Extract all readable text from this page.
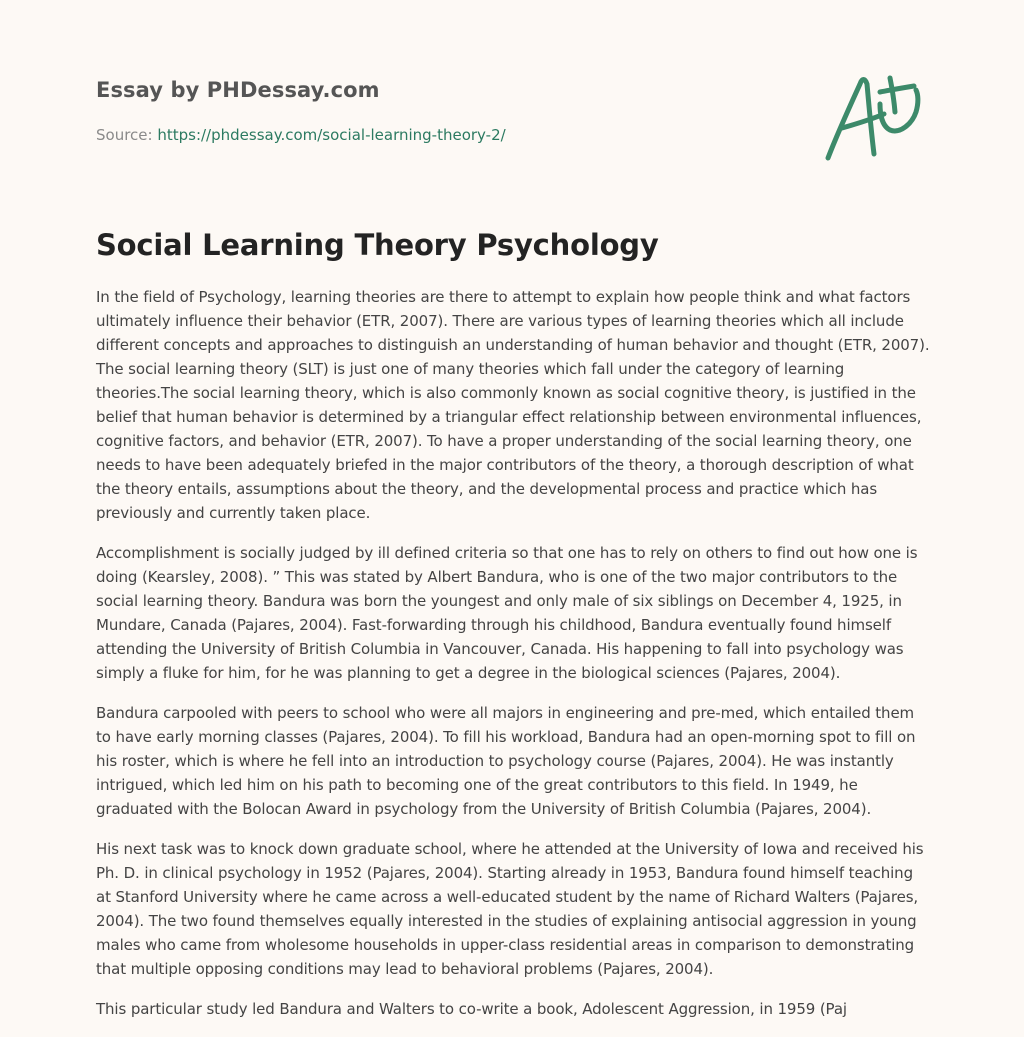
Essay by PHDessay.com
Source: https://phdessay.com/social-learning-theory-2/
Social Learning Theory Psychology

In the field of Psychology, learning theories are there to attempt to explain how people think and what factors ultimately influence their behavior (ETR, 2007). There are various types of learning theories which all include different concepts and approaches to distinguish an understanding of human behavior and thought (ETR, 2007). The social learning theory (SLT) is just one of many theories which fall under the category of learning theories.The social learning theory, which is also commonly known as social cognitive theory, is justified in the belief that human behavior is determined by a triangular effect relationship between environmental influences, cognitive factors, and behavior (ETR, 2007). To have a proper understanding of the social learning theory, one needs to have been adequately briefed in the major contributors of the theory, a thorough description of what the theory entails, assumptions about the theory, and the developmental process and practice which has previously and currently taken place.

Accomplishment is socially judged by ill defined criteria so that one has to rely on others to find out how one is doing (Kearsley, 2008). ” This was stated by Albert Bandura, who is one of the two major contributors to the social learning theory. Bandura was born the youngest and only male of six siblings on December 4, 1925, in Mundare, Canada (Pajares, 2004). Fast-forwarding through his childhood, Bandura eventually found himself attending the University of British Columbia in Vancouver, Canada. His happening to fall into psychology was simply a fluke for him, for he was planning to get a degree in the biological sciences (Pajares, 2004).

Bandura carpooled with peers to school who were all majors in engineering and pre-med, which entailed them to have early morning classes (Pajares, 2004). To fill his workload, Bandura had an open-morning spot to fill on his roster, which is where he fell into an introduction to psychology course (Pajares, 2004). He was instantly intrigued, which led him on his path to becoming one of the great contributors to this field. In 1949, he graduated with the Bolocan Award in psychology from the University of British Columbia (Pajares, 2004).

His next task was to knock down graduate school, where he attended at the University of Iowa and received his Ph. D. in clinical psychology in 1952 (Pajares, 2004). Starting already in 1953, Bandura found himself teaching at Stanford University where he came across a well-educated student by the name of Richard Walters (Pajares, 2004). The two found themselves equally interested in the studies of explaining antisocial aggression in young males who came from wholesome households in upper-class residential areas in comparison to demonstrating that multiple opposing conditions may lead to behavioral problems (Pajares, 2004).

This particular study led Bandura and Walters to co-write a book, Adolescent Aggression, in 1959 (Paj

+ + + + +

## TO BE DONE
Only the number is required: the count of lines containing the word "Walters".

## RESULT
2